本文抜粋:
____________
古代ローマから中世まで傑作建築が立ち並ぶ古都

今回、取り上げるのはスペインの文化遺産「セゴビアの旧市街と水道橋」。深い歴史を持つ街、セゴビアは、壮麗な建築物の宝庫です。番組では、そうした傑作建築にさまざまな角度から迫ります。番組を担当した田口ディレクターに話を聞きました。

1800年を経ても崩れない水道橋

古代ローマ人は遠く離れた川からセゴビアまで、水路と水道橋を築き上げ、街へ綺麗な水を大量にもたらしました。

──「セゴビアの旧市街と水道橋」とは、どんな世界遺産ですか?

田口ディレクター(以下、田口):スペインの文化遺産で、セゴビアはイベリア半島中央、マドリードから70kmほど北へ行ったところにある街です。非常に歴史のある古都で、古代から中世にかけてのさまざまな建造物を今に残す場所として世界遺産に登録されました。

イベリア半島中央に位置する古都、セゴビア。壮麗な歴史的建造物の宝庫です。

──具体的にはどんな建造物があるのでしょうか?

田口:セゴビアを代表する建造物としては、水道橋、「アルカサル」と呼ばれる城、大聖堂の3つが挙げられます。まずご紹介するのは、登録名にも含まれている水道橋です。セゴビアの旧市街の手前にある谷を越えるための水道橋で、高さは最大28m、長さは728mもあります。1800年以上前に古代ローマ人が建造したものが現在も残っているのです。

1800年以上前に建造された水道橋。高さは最大28m、長さは728mもあります。

──1800年以上前とは相当な古さですね。いったいどうやって作ったのでしょうか?

田口:漆喰などの接合材は使われておらず、2万個以上の石を積み上げることで作られています。崩れにくいアーチ構造を採用し、材料には硬くて丈夫な花崗岩を運んできて使いました。現在、1つ1つの石は年代を経て丸みを帯びていますが、今も崩れることなくしっかりと建っているのには驚かされます。
____________
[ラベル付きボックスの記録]
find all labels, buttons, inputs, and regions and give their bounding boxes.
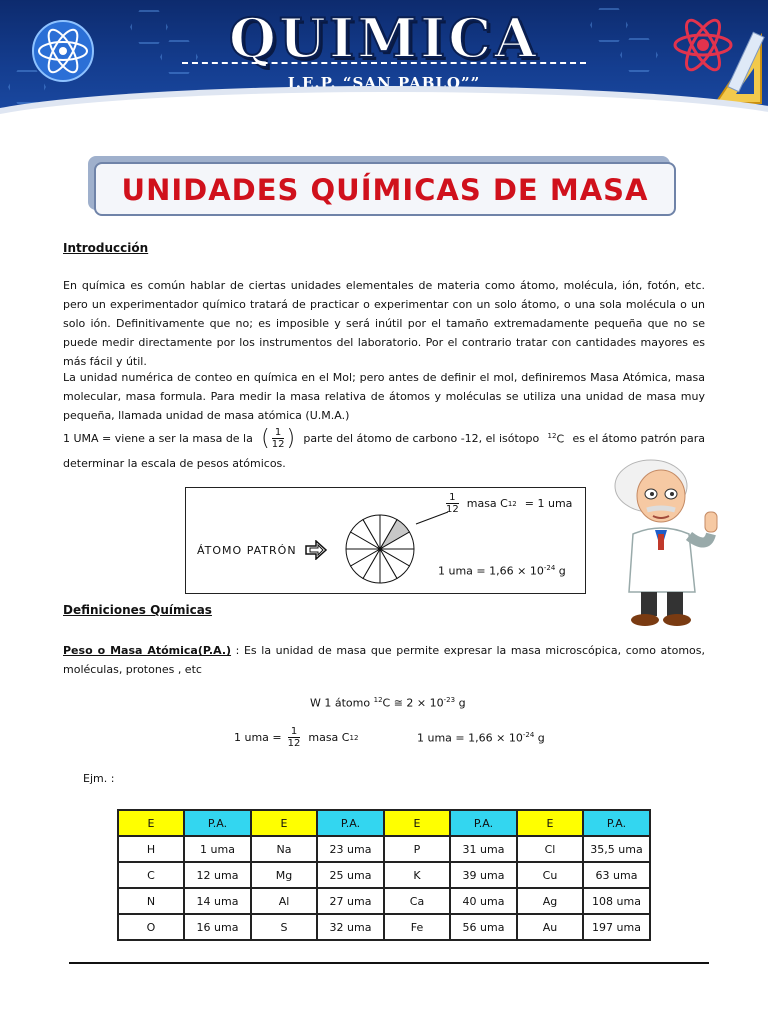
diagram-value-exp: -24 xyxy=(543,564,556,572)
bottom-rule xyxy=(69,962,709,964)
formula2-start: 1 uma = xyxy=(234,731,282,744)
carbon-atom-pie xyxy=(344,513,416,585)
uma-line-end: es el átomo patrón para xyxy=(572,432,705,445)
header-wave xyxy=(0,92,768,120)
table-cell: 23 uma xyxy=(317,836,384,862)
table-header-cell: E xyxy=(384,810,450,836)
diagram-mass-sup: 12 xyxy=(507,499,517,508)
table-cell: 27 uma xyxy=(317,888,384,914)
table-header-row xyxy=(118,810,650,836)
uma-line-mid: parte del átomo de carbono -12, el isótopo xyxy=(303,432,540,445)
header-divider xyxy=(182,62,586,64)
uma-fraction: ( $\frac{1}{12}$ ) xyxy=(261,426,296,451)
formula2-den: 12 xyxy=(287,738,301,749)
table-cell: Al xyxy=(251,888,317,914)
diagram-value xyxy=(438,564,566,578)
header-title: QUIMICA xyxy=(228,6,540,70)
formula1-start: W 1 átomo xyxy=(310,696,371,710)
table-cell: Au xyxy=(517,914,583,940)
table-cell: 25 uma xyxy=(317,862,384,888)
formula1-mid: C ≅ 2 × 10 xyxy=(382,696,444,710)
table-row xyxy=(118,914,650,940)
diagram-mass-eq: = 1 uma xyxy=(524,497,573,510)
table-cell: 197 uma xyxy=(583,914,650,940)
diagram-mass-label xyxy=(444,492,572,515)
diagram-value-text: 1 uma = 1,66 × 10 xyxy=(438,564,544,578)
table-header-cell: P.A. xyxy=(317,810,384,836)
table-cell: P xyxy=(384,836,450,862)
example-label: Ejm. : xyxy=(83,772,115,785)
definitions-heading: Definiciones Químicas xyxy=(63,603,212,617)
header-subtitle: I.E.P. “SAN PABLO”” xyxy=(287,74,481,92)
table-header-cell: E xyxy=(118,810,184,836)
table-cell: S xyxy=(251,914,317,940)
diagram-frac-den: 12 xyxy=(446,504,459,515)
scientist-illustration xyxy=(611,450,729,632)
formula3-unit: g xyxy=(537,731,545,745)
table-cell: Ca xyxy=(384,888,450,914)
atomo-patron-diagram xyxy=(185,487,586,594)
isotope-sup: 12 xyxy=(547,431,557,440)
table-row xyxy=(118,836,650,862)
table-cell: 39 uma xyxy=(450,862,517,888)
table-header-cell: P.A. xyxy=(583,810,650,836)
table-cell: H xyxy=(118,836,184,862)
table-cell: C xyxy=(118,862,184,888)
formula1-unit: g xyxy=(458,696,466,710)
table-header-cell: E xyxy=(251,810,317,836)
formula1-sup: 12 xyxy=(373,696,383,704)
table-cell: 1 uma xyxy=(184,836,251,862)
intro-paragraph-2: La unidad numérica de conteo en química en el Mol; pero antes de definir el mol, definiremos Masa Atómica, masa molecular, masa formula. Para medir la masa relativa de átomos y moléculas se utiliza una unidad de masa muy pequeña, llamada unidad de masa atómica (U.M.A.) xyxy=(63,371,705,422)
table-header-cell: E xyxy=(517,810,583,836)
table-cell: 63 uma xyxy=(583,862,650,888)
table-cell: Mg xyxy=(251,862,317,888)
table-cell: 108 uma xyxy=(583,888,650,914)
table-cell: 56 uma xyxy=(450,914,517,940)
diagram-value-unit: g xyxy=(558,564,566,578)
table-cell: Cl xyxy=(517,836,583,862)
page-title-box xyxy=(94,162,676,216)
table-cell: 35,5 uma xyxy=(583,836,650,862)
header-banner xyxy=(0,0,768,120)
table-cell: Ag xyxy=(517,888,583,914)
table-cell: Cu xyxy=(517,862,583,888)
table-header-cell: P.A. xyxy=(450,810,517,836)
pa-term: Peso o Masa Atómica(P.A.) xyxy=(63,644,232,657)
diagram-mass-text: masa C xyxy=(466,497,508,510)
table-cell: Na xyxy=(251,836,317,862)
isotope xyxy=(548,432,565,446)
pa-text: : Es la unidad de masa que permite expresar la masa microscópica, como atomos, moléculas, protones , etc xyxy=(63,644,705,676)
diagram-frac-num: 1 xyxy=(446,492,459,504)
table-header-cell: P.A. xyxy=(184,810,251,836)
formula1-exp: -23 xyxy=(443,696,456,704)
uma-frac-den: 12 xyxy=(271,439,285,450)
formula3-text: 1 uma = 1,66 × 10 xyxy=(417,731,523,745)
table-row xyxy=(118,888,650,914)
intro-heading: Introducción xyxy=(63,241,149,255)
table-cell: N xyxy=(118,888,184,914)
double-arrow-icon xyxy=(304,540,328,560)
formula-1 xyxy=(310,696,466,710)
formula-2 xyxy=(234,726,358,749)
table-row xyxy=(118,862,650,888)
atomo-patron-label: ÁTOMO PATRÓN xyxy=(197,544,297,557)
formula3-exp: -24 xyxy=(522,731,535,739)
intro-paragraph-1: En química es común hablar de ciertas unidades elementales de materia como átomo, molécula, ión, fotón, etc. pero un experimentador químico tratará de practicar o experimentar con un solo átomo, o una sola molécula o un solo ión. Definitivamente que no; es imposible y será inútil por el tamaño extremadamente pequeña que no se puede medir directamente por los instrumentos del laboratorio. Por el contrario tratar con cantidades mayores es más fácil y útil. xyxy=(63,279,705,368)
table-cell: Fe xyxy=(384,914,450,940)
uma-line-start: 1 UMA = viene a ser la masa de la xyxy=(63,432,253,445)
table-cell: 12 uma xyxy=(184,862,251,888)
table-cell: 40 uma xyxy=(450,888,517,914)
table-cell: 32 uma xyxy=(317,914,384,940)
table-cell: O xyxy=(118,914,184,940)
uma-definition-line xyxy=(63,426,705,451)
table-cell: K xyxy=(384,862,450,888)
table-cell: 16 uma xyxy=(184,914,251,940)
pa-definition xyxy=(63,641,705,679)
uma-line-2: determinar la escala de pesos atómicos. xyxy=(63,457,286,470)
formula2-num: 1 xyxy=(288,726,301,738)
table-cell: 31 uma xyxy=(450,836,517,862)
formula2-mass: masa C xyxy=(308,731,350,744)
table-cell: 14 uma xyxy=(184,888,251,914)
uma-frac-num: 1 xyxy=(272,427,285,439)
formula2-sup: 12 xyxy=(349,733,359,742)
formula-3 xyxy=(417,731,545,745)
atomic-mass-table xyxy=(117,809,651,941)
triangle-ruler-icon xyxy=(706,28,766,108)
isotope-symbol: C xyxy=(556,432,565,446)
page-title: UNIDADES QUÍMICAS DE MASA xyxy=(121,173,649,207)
____________
依頼内容 1: セゴビアについての本文から、「古代ローマから中世まで傑作建築が立ち並ぶ古都」から「て世界遺産に登録されました。」まで(両端を含む)を一字一句変えずに書き写してください。
依頼内容 2: 記録の中で「diagram-value-exp: -24 xyxy=(543,564,556,572)」を含む行から「table-cell: 23 uma xyxy=(317,836,384,862)」を含む行まで(両端を含む)を、「header-wave」を「header-band」に置き換え、ほかは変えずに書き直してください。出すのはその範囲の行だけにしてください。
本文と記録は互いに無関係です。

回答 1:
古代ローマから中世まで傑作建築が立ち並ぶ古都

今回、取り上げるのはスペインの文化遺産「セゴビアの旧市街と水道橋」。深い歴史を持つ街、セゴビアは、壮麗な建築物の宝庫です。番組では、そうした傑作建築にさまざまな角度から迫ります。番組を担当した田口ディレクターに話を聞きました。

1800年を経ても崩れない水道橋

古代ローマ人は遠く離れた川からセゴビアまで、水路と水道橋を築き上げ、街へ綺麗な水を大量にもたらしました。

──「セゴビアの旧市街と水道橋」とは、どんな世界遺産ですか?

田口ディレクター(以下、田口):スペインの文化遺産で、セゴビアはイベリア半島中央、マドリードから70kmほど北へ行ったところにある街です。非常に歴史のある古都で、古代から中世にかけてのさまざまな建造物を今に残す場所として世界遺産に登録されました。

回答 2:
diagram-value-exp: -24 xyxy=(543,564,556,572)
bottom-rule xyxy=(69,962,709,964)
formula2-start: 1 uma = xyxy=(234,731,282,744)
carbon-atom-pie xyxy=(344,513,416,585)
uma-line-end: es el átomo patrón para xyxy=(572,432,705,445)
header-band xyxy=(0,92,768,120)
table-cell: 23 uma xyxy=(317,836,384,862)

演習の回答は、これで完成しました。